** Written request **
Copy all the material below, exactly as it stands.

## start Entries shown

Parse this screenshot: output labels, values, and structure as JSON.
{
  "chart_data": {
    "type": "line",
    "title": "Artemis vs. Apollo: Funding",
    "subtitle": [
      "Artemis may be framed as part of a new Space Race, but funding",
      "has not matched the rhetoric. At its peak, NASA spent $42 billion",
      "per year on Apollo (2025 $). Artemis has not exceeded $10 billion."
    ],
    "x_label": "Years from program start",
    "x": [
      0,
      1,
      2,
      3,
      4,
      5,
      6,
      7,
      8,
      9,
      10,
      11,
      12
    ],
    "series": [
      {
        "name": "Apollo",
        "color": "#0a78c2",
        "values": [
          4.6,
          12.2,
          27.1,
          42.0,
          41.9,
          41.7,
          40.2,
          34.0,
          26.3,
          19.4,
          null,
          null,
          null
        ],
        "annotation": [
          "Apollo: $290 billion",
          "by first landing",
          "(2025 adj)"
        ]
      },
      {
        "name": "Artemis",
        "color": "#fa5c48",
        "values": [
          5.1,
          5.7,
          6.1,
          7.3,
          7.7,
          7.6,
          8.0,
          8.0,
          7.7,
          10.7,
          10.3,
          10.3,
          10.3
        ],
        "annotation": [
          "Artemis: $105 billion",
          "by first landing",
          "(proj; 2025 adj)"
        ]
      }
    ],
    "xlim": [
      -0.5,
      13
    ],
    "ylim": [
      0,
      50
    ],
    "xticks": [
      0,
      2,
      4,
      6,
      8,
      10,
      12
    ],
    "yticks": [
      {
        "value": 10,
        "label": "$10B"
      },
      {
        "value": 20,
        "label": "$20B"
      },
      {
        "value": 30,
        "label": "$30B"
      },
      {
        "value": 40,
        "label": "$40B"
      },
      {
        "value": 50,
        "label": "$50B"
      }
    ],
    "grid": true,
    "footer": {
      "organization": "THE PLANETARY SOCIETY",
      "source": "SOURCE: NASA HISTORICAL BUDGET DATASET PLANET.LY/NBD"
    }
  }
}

## end Entries shown

** Result for this task **
Parse this screenshot: output labels, values, and structure as JSON.
{
  "chart_data": {
    "type": "line",
    "title": "Artemis vs. Apollo: Funding",
    "subtitle": [
      "Artemis may be framed as part of a new Space Race, but funding",
      "has not matched the rhetoric. At its peak, NASA spent $42 billion",
      "per year on Apollo (2025 $). Artemis has not exceeded $10 billion."
    ],
    "x_label": "Years from program start",
    "x": [
      0,
      1,
      2,
      3,
      4,
      5,
      6,
      7,
      8,
      9,
      10,
      11,
      12
    ],
    "series": [
      {
        "name": "Apollo",
        "color": "#0a78c2",
        "values": [
          4.6,
          12.2,
          27.1,
          42.0,
          41.9,
          41.7,
          40.2,
          34.0,
          26.3,
          19.4,
          null,
          null,
          null
        ],
        "annotation": [
          "Apollo: $290 billion",
          "by first landing",
          "(2025 adj)"
        ]
      },
      {
        "name": "Artemis",
        "color": "#fa5c48",
        "values": [
          5.1,
          5.7,
          6.1,
          7.3,
          7.7,
          7.6,
          8.0,
          8.0,
          7.7,
          10.7,
          10.3,
          10.3,
          10.3
        ],
        "annotation": [
          "Artemis: $105 billion",
          "by first landing",
          "(proj; 2025 adj)"
        ]
      }
    ],
    "xlim": [
      -0.5,
      13
    ],
    "ylim": [
      0,
      50
    ],
    "xticks": [
      0,
      2,
      4,
      6,
      8,
      10,
      12
    ],
    "yticks": [
      {
        "value": 10,
        "label": "$10B"
      },
      {
        "value": 20,
        "label": "$20B"
      },
      {
        "value": 30,
        "label": "$30B"
      },
      {
        "value": 40,
        "label": "$40B"
      },
      {
        "value": 50,
        "label": "$50B"
      }
    ],
    "grid": true,
    "footer": {
      "organization": "THE PLANETARY SOCIETY",
      "source": "SOURCE: NASA HISTORICAL BUDGET DATASET PLANET.LY/NBD"
    }
  }
}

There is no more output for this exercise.